(Extracted data entries)
>>>
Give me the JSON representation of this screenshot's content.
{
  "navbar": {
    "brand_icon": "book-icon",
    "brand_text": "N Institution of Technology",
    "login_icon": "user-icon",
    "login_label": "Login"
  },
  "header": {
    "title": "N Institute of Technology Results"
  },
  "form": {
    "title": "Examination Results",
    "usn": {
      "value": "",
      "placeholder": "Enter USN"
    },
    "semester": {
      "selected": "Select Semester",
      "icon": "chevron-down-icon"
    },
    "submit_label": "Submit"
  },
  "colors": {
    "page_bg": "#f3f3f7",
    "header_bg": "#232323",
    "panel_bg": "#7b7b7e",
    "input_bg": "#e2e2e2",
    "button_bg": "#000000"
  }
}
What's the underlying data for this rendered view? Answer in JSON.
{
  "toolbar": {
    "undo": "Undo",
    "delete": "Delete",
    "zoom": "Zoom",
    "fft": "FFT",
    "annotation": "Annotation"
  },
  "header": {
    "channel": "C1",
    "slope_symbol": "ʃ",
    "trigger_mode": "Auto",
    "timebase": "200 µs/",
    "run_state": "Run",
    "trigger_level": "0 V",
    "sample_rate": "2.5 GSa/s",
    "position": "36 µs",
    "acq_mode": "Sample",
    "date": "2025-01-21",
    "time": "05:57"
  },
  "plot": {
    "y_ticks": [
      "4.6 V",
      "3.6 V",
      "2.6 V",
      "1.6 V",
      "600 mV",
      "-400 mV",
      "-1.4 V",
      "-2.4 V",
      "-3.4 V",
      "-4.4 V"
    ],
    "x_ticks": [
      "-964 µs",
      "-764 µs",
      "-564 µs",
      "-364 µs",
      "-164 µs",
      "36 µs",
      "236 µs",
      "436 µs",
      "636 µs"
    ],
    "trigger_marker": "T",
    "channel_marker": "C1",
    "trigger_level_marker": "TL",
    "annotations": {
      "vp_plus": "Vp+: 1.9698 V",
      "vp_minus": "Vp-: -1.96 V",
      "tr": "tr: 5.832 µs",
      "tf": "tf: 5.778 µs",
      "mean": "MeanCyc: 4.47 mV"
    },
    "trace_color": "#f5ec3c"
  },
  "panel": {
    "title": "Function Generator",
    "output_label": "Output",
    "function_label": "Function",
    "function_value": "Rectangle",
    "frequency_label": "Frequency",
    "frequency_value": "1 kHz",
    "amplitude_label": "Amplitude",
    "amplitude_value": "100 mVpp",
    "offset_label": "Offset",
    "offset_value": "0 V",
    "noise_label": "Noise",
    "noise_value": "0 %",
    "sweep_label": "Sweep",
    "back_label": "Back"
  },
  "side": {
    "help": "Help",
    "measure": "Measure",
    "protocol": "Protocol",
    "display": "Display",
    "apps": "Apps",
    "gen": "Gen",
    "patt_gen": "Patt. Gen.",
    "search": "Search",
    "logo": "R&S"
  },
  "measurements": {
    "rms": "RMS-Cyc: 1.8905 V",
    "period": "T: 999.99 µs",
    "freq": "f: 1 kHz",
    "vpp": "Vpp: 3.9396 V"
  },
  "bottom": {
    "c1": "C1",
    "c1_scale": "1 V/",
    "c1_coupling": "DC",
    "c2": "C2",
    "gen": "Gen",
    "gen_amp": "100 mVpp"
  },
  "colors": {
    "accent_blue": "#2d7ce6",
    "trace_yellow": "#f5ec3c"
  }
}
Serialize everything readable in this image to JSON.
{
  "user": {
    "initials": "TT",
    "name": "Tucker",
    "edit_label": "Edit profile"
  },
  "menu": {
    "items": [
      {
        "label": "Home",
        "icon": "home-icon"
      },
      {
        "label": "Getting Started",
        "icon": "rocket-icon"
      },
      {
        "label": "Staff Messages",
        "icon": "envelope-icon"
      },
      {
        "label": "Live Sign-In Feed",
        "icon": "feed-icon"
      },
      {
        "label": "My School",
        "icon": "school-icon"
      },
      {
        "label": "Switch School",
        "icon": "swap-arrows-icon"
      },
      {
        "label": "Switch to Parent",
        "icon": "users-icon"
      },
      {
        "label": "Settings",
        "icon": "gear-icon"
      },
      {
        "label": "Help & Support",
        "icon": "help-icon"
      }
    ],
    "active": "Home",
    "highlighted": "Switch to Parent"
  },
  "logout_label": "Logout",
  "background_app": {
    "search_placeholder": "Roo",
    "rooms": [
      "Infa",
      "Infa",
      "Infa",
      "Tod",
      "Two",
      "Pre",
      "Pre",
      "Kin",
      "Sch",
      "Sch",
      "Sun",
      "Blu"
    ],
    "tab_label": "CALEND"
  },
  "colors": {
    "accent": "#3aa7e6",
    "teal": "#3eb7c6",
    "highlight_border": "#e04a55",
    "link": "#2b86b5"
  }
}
<<<
Produce an exact repeat of the lines from the one containing "Serialize everything readable" through the last line of the data, and nothing more.

Serialize everything readable in this image to JSON.
{
  "user": {
    "initials": "TT",
    "name": "Tucker",
    "edit_label": "Edit profile"
  },
  "menu": {
    "items": [
      {
        "label": "Home",
        "icon": "home-icon"
      },
      {
        "label": "Getting Started",
        "icon": "rocket-icon"
      },
      {
        "label": "Staff Messages",
        "icon": "envelope-icon"
      },
      {
        "label": "Live Sign-In Feed",
        "icon": "feed-icon"
      },
      {
        "label": "My School",
        "icon": "school-icon"
      },
      {
        "label": "Switch School",
        "icon": "swap-arrows-icon"
      },
      {
        "label": "Switch to Parent",
        "icon": "users-icon"
      },
      {
        "label": "Settings",
        "icon": "gear-icon"
      },
      {
        "label": "Help & Support",
        "icon": "help-icon"
      }
    ],
    "active": "Home",
    "highlighted": "Switch to Parent"
  },
  "logout_label": "Logout",
  "background_app": {
    "search_placeholder": "Roo",
    "rooms": [
      "Infa",
      "Infa",
      "Infa",
      "Tod",
      "Two",
      "Pre",
      "Pre",
      "Kin",
      "Sch",
      "Sch",
      "Sun",
      "Blu"
    ],
    "tab_label": "CALEND"
  },
  "colors": {
    "accent": "#3aa7e6",
    "teal": "#3eb7c6",
    "highlight_border": "#e04a55",
    "link": "#2b86b5"
  }
}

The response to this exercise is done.